**What this task involves:**
Print the records again, character for character.
★ ★ ★ ★ ★ ★ ★
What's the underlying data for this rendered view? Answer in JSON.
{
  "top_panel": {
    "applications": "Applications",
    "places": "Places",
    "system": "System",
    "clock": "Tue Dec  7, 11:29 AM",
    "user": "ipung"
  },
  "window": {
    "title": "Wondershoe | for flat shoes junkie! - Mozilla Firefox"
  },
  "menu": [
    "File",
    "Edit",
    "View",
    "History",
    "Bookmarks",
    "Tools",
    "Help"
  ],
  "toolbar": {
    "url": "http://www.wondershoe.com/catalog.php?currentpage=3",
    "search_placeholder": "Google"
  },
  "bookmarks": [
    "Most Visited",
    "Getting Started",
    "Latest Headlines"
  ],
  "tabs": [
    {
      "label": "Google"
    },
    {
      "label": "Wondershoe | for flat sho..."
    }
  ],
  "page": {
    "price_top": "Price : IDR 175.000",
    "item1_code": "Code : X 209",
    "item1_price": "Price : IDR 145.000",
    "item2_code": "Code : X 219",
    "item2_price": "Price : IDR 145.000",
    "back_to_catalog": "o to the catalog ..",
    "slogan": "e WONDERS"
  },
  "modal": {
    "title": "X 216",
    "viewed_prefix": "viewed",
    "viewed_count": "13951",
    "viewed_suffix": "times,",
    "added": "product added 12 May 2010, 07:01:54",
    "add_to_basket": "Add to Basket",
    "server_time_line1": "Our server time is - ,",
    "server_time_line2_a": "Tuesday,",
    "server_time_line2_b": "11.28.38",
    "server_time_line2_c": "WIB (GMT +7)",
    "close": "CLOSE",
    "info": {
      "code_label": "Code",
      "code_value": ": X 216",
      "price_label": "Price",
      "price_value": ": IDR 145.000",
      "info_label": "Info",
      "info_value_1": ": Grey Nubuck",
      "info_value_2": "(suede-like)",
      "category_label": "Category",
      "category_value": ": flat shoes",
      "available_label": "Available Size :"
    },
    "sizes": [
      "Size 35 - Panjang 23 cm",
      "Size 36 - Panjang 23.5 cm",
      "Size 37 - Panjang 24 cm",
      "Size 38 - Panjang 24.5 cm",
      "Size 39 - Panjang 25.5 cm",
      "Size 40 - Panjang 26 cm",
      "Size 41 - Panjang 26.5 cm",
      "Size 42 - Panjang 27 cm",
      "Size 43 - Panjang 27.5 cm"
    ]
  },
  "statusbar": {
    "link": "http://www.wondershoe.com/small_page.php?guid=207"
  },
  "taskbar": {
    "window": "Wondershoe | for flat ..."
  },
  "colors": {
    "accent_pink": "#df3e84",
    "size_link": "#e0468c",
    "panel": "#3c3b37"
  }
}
★ ★ ★ ★ ★ ★ ★
**Solved problem:**
What's the underlying data for this rendered view? Answer in JSON.
{
  "top_panel": {
    "applications": "Applications",
    "places": "Places",
    "system": "System",
    "clock": "Tue Dec  7, 11:29 AM",
    "user": "ipung"
  },
  "window": {
    "title": "Wondershoe | for flat shoes junkie! - Mozilla Firefox"
  },
  "menu": [
    "File",
    "Edit",
    "View",
    "History",
    "Bookmarks",
    "Tools",
    "Help"
  ],
  "toolbar": {
    "url": "http://www.wondershoe.com/catalog.php?currentpage=3",
    "search_placeholder": "Google"
  },
  "bookmarks": [
    "Most Visited",
    "Getting Started",
    "Latest Headlines"
  ],
  "tabs": [
    {
      "label": "Google"
    },
    {
      "label": "Wondershoe | for flat sho..."
    }
  ],
  "page": {
    "price_top": "Price : IDR 175.000",
    "item1_code": "Code : X 209",
    "item1_price": "Price : IDR 145.000",
    "item2_code": "Code : X 219",
    "item2_price": "Price : IDR 145.000",
    "back_to_catalog": "o to the catalog ..",
    "slogan": "e WONDERS"
  },
  "modal": {
    "title": "X 216",
    "viewed_prefix": "viewed",
    "viewed_count": "13951",
    "viewed_suffix": "times,",
    "added": "product added 12 May 2010, 07:01:54",
    "add_to_basket": "Add to Basket",
    "server_time_line1": "Our server time is - ,",
    "server_time_line2_a": "Tuesday,",
    "server_time_line2_b": "11.28.38",
    "server_time_line2_c": "WIB (GMT +7)",
    "close": "CLOSE",
    "info": {
      "code_label": "Code",
      "code_value": ": X 216",
      "price_label": "Price",
      "price_value": ": IDR 145.000",
      "info_label": "Info",
      "info_value_1": ": Grey Nubuck",
      "info_value_2": "(suede-like)",
      "category_label": "Category",
      "category_value": ": flat shoes",
      "available_label": "Available Size :"
    },
    "sizes": [
      "Size 35 - Panjang 23 cm",
      "Size 36 - Panjang 23.5 cm",
      "Size 37 - Panjang 24 cm",
      "Size 38 - Panjang 24.5 cm",
      "Size 39 - Panjang 25.5 cm",
      "Size 40 - Panjang 26 cm",
      "Size 41 - Panjang 26.5 cm",
      "Size 42 - Panjang 27 cm",
      "Size 43 - Panjang 27.5 cm"
    ]
  },
  "statusbar": {
    "link": "http://www.wondershoe.com/small_page.php?guid=207"
  },
  "taskbar": {
    "window": "Wondershoe | for flat ..."
  },
  "colors": {
    "accent_pink": "#df3e84",
    "size_link": "#e0468c",
    "panel": "#3c3b37"
  }
}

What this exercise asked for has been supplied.